In the listing below, pick out lines with "kadar".

· · ·

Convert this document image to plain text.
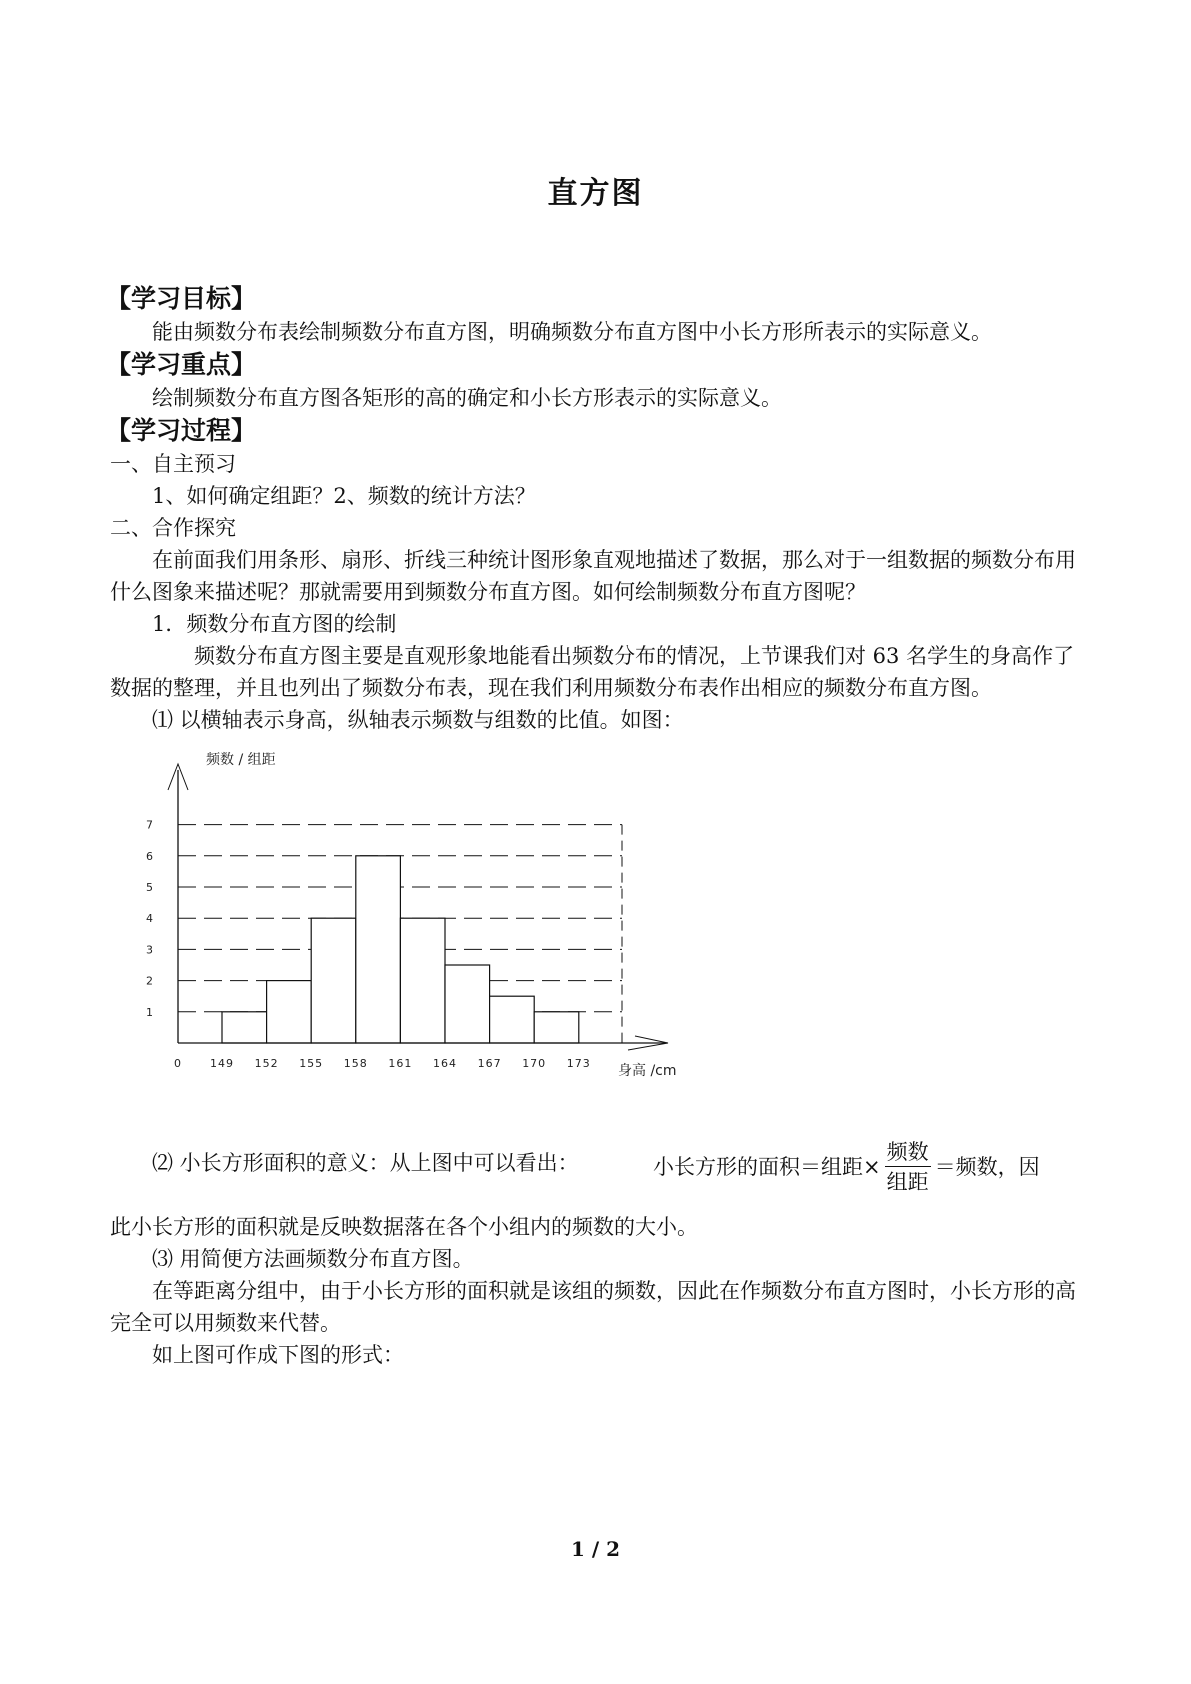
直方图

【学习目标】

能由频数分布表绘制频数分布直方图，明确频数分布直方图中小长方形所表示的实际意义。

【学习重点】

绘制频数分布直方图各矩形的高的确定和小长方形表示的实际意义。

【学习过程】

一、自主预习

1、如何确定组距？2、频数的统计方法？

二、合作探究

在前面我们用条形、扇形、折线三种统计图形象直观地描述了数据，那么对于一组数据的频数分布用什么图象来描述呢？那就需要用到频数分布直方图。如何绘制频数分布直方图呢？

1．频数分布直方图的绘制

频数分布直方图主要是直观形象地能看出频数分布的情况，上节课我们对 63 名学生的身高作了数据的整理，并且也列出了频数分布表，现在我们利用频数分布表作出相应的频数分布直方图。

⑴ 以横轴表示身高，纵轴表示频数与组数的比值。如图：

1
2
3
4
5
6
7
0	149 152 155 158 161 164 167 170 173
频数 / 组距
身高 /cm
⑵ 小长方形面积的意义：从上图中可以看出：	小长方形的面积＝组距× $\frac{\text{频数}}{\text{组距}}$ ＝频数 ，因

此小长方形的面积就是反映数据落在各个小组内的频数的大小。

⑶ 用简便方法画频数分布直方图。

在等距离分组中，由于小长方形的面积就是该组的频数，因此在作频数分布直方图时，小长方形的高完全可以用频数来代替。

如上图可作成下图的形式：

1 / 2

· · ·

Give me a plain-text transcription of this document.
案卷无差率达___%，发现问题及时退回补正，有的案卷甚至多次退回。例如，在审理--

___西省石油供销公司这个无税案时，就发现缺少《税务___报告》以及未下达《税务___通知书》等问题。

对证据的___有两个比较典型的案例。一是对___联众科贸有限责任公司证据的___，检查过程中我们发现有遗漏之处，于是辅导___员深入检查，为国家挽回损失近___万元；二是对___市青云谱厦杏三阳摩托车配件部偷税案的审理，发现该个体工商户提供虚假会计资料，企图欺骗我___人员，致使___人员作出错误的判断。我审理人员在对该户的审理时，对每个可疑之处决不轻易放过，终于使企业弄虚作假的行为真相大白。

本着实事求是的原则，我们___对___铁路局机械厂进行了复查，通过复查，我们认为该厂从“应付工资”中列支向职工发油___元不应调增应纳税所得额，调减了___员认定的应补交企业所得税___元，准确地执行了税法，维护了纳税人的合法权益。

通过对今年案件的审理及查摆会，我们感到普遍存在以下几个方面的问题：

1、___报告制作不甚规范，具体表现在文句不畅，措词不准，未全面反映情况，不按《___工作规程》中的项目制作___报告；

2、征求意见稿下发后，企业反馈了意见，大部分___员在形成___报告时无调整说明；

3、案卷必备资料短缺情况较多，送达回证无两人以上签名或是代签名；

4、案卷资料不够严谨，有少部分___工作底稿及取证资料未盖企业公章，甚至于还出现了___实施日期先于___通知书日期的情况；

· · ·

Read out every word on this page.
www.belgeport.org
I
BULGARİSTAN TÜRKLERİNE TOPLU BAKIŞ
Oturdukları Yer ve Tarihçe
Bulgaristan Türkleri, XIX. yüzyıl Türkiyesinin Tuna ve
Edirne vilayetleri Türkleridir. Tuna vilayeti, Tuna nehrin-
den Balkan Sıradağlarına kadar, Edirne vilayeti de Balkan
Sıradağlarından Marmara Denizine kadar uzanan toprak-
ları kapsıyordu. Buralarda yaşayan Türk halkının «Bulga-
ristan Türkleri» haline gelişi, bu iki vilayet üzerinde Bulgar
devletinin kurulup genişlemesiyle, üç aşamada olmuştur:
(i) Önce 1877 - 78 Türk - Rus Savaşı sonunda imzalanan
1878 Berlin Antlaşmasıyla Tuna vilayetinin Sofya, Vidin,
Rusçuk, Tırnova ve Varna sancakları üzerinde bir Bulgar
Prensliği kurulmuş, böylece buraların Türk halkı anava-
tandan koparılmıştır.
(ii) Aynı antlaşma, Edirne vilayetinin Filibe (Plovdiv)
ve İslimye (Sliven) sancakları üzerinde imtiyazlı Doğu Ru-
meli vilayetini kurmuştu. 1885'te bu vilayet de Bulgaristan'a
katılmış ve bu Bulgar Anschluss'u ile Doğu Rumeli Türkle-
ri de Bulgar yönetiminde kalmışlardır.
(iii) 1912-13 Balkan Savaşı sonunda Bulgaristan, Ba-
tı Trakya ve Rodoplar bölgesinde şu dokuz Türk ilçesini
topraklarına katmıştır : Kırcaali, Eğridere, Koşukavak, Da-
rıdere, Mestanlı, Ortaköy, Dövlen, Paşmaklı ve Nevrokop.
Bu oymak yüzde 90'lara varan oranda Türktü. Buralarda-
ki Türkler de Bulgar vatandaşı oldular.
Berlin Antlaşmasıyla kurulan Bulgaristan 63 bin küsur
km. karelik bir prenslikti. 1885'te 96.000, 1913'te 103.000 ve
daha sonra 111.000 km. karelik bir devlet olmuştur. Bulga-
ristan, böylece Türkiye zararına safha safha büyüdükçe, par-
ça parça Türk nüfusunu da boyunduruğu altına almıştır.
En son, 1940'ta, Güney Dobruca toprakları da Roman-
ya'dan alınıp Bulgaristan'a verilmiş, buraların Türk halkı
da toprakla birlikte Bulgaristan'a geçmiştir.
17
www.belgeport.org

· · ·

Task result:
den Balkan Sıradağlarına kadar, Edirne vilayeti de Balkan
Sıradağlarından Marmara Denizine kadar uzanan toprak-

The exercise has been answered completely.